Items from a dataset
......
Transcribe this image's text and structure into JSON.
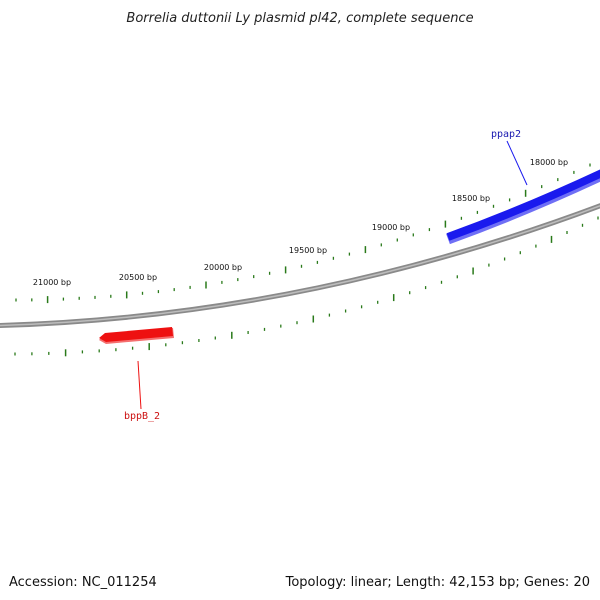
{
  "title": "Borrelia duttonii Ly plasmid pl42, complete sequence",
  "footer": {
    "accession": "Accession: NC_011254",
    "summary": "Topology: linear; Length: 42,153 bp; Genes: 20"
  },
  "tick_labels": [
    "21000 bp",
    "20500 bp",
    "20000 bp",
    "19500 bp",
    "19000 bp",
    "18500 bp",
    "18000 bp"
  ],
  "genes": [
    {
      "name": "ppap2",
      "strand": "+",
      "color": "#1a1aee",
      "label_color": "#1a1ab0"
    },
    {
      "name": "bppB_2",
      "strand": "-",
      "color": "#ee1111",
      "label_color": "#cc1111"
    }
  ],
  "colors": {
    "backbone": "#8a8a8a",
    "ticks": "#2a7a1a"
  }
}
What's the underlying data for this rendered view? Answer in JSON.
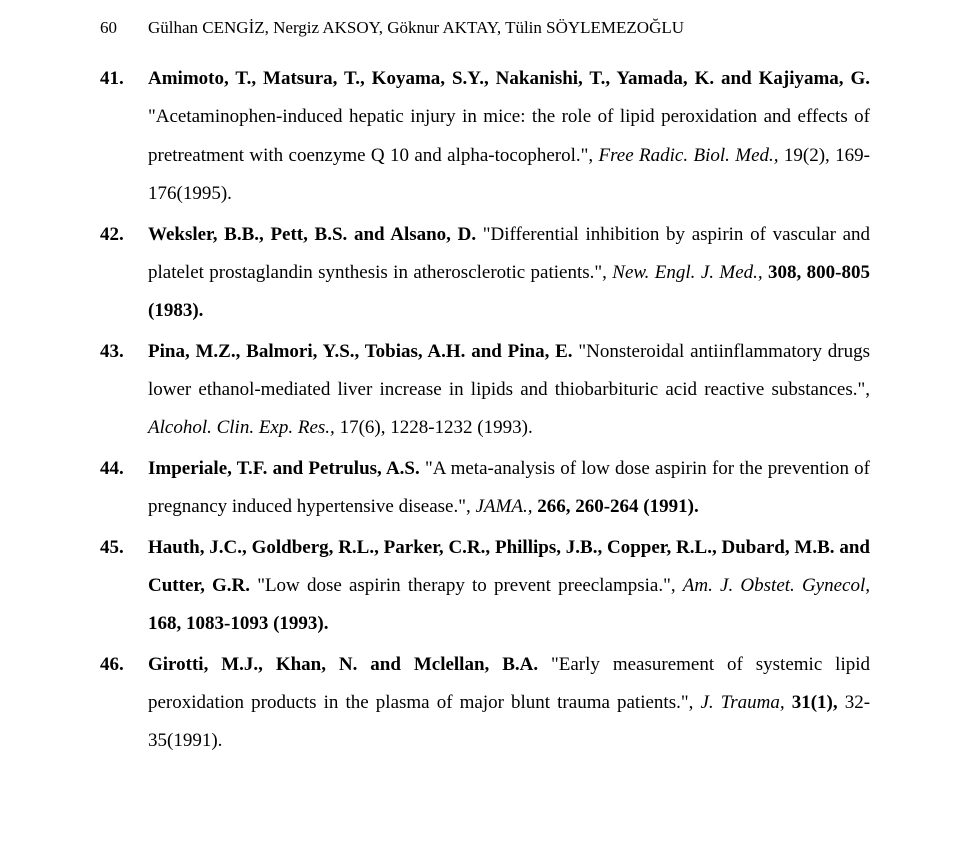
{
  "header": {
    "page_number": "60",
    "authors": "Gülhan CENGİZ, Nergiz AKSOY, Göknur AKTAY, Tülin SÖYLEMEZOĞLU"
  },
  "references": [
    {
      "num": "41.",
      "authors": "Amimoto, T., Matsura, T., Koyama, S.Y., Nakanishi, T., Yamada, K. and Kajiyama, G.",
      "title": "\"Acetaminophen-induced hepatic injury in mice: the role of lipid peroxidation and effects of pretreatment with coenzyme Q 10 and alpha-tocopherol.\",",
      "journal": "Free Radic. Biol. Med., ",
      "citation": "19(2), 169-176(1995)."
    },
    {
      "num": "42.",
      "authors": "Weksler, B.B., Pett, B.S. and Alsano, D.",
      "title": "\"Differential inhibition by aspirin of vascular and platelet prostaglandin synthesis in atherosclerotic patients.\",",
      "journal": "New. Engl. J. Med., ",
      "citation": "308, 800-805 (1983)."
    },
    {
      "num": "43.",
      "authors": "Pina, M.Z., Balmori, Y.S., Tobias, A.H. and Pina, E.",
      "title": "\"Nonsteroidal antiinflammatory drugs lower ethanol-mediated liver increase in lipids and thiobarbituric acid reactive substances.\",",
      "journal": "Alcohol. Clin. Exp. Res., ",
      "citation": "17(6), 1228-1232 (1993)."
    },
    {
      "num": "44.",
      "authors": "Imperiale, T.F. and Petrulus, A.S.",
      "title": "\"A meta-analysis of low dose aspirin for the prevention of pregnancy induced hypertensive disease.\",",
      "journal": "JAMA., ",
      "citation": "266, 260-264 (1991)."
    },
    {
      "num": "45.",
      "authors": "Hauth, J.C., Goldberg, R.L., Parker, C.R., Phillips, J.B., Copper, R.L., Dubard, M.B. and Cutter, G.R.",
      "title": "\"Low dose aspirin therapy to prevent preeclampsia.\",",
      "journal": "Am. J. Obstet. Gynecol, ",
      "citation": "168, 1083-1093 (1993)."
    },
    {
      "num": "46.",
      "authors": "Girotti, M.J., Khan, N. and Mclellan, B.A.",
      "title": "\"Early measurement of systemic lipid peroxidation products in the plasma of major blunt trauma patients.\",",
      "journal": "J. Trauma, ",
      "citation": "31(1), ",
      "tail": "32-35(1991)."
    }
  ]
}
......
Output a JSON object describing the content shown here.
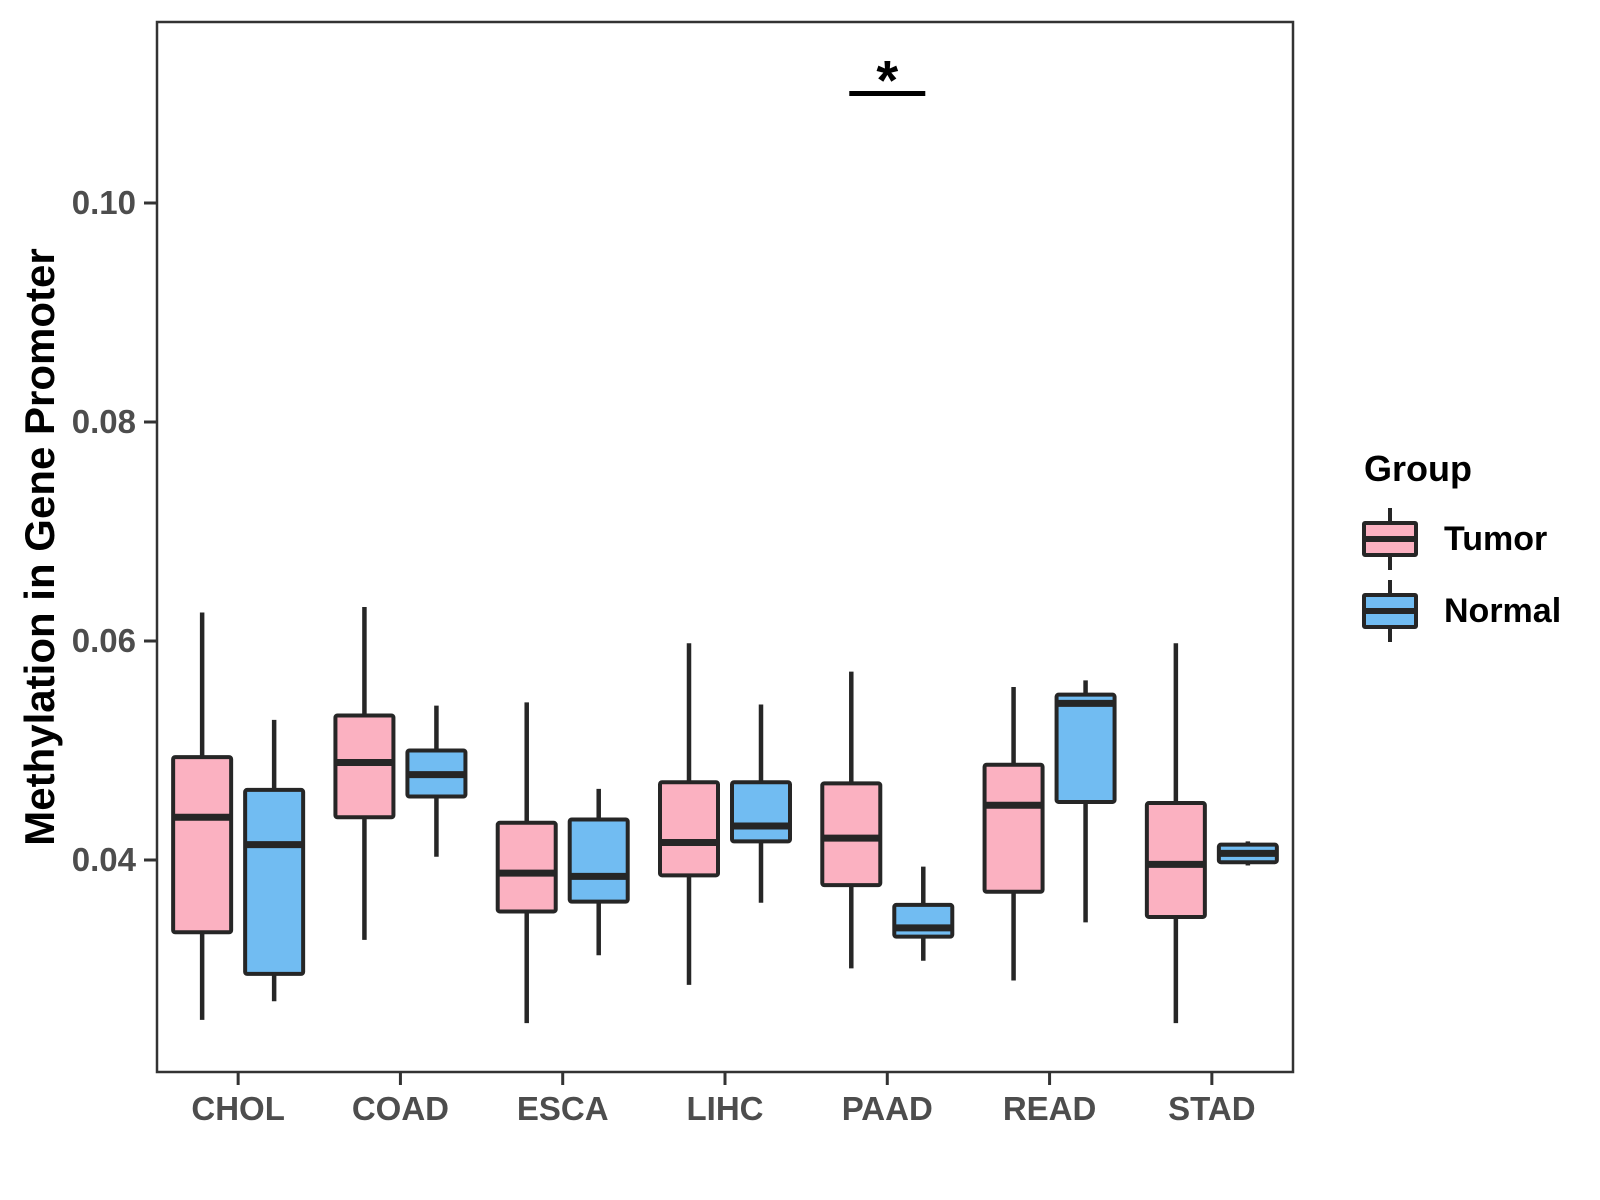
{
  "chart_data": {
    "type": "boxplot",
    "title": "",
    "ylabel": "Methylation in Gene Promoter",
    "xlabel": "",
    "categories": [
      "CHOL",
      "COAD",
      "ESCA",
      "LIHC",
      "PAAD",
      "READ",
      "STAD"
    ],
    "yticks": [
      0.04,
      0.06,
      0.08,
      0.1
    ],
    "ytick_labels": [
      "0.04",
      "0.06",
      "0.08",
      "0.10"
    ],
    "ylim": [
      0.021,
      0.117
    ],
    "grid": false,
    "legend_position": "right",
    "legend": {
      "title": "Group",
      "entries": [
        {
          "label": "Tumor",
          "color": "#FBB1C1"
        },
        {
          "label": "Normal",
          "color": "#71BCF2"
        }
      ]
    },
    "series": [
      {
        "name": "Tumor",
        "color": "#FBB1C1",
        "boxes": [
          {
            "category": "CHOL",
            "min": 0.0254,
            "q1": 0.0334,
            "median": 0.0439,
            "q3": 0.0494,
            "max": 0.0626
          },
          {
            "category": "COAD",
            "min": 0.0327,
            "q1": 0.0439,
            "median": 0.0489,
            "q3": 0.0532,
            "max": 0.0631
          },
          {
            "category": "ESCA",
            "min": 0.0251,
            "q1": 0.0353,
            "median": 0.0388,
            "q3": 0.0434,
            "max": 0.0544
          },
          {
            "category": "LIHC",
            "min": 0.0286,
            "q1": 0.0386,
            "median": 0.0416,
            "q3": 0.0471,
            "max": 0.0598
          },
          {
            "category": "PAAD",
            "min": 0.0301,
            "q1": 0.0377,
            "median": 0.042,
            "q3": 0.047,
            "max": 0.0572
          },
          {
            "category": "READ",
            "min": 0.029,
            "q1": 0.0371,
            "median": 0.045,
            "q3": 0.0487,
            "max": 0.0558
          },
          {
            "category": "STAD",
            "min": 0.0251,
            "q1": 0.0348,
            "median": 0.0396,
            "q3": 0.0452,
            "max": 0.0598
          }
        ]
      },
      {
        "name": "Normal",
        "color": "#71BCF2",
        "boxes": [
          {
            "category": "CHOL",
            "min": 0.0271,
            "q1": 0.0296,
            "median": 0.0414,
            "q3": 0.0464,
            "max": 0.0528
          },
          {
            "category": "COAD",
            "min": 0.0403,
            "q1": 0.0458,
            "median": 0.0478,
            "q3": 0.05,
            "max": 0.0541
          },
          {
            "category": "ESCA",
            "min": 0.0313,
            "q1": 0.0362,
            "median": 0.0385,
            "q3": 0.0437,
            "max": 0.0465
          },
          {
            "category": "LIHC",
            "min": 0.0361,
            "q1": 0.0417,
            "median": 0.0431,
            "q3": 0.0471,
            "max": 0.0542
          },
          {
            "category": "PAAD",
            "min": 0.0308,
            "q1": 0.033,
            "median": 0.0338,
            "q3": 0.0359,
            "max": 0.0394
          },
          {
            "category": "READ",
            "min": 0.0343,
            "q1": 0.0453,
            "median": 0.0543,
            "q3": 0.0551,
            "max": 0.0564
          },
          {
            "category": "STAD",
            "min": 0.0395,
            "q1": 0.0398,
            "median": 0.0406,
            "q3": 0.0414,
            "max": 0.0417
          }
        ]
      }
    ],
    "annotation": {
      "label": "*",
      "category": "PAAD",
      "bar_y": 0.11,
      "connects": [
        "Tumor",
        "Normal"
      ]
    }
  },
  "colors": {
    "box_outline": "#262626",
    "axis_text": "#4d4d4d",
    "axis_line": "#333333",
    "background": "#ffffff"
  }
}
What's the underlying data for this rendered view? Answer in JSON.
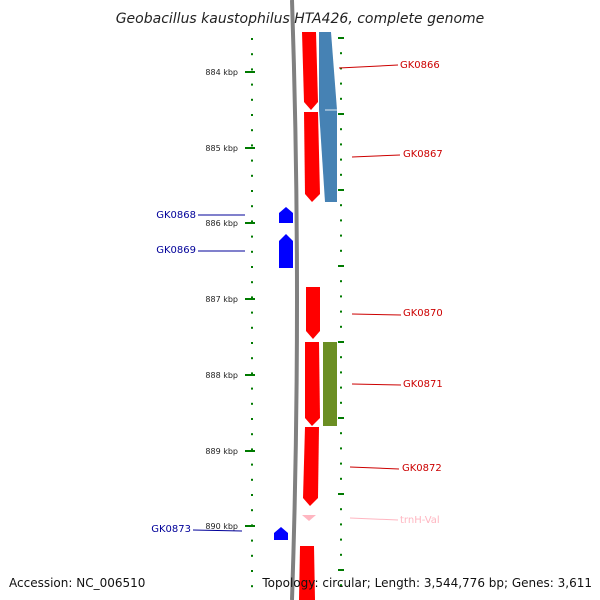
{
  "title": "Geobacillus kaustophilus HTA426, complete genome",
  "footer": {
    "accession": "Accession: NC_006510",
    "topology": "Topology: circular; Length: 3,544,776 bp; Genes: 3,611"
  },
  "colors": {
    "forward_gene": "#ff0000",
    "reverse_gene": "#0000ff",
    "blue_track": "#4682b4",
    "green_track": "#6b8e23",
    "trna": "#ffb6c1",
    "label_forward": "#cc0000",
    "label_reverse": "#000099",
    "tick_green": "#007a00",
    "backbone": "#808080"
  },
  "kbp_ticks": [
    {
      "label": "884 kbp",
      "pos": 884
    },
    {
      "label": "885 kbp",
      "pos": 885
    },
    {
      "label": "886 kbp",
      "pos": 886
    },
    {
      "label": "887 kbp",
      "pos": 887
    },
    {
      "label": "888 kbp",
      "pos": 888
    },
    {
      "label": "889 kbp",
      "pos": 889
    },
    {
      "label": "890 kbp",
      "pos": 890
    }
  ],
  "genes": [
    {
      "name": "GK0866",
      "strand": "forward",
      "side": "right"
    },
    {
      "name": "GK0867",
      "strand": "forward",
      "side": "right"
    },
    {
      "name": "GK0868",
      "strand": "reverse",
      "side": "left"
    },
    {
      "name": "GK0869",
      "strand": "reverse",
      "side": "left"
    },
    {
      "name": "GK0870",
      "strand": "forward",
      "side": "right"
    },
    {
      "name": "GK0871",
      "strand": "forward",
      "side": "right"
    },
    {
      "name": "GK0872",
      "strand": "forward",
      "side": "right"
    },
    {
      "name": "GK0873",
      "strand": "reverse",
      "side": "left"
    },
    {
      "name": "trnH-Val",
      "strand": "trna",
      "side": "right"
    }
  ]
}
......
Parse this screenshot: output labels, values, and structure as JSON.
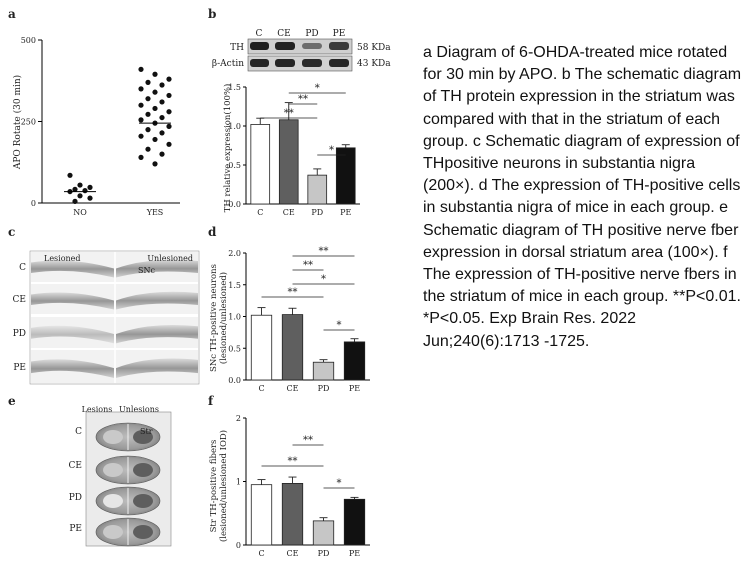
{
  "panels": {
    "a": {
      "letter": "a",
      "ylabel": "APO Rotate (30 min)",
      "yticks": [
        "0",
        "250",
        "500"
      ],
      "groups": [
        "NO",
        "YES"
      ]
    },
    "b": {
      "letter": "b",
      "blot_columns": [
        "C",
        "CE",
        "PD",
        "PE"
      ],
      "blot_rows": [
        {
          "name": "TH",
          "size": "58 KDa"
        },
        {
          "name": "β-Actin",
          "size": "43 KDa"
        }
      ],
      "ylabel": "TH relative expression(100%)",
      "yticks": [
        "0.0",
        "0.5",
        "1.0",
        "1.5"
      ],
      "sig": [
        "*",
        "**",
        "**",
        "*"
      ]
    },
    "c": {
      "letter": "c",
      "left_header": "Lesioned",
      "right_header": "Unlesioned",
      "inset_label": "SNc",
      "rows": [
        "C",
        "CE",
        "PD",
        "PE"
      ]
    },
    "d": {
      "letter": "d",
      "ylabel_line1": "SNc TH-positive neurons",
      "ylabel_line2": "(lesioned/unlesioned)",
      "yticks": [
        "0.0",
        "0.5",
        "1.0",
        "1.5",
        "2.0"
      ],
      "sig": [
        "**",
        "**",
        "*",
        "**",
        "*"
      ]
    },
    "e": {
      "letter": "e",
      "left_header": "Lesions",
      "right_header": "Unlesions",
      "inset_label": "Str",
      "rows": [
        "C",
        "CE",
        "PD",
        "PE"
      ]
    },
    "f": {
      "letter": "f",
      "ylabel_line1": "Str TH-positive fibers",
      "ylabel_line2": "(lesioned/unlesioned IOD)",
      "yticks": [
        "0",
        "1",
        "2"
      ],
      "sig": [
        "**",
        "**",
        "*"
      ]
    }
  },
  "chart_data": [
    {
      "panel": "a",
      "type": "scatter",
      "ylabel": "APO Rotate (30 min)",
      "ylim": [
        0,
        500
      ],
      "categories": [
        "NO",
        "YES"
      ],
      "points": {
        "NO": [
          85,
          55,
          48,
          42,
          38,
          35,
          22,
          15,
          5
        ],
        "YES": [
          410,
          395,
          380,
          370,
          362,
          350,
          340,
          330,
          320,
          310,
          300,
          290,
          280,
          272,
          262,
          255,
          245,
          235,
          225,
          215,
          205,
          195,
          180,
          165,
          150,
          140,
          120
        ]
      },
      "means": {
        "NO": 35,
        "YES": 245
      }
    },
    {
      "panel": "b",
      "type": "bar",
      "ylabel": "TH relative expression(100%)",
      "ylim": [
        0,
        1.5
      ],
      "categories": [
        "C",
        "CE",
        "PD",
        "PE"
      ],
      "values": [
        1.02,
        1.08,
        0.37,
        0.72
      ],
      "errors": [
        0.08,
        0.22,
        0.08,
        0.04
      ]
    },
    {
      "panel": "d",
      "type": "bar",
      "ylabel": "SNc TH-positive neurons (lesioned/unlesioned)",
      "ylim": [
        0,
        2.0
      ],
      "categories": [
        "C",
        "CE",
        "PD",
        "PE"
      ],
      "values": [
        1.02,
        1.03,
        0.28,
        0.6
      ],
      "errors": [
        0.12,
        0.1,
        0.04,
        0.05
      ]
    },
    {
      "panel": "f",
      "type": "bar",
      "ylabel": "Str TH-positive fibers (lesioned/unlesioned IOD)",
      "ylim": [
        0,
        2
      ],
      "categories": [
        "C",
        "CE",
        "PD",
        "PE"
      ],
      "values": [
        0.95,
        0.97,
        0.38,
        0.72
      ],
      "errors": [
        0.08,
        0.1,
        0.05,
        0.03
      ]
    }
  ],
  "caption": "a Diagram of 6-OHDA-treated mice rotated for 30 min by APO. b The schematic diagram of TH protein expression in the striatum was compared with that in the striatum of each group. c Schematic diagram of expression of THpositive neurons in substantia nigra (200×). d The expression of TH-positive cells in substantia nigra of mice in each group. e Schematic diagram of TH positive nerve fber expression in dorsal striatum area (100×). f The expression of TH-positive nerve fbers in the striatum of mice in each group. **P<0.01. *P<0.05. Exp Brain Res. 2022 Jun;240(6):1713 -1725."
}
......
▶ _YOUR OBJECTIVE_:
Identify the lines above that contain the word "fibers", then copy them.

▶ _OUTPUT OF THE EXERCISE_:
      "ylabel_line1": "Str TH-positive fibers",
      "ylabel": "Str TH-positive fibers (lesioned/unlesioned IOD)",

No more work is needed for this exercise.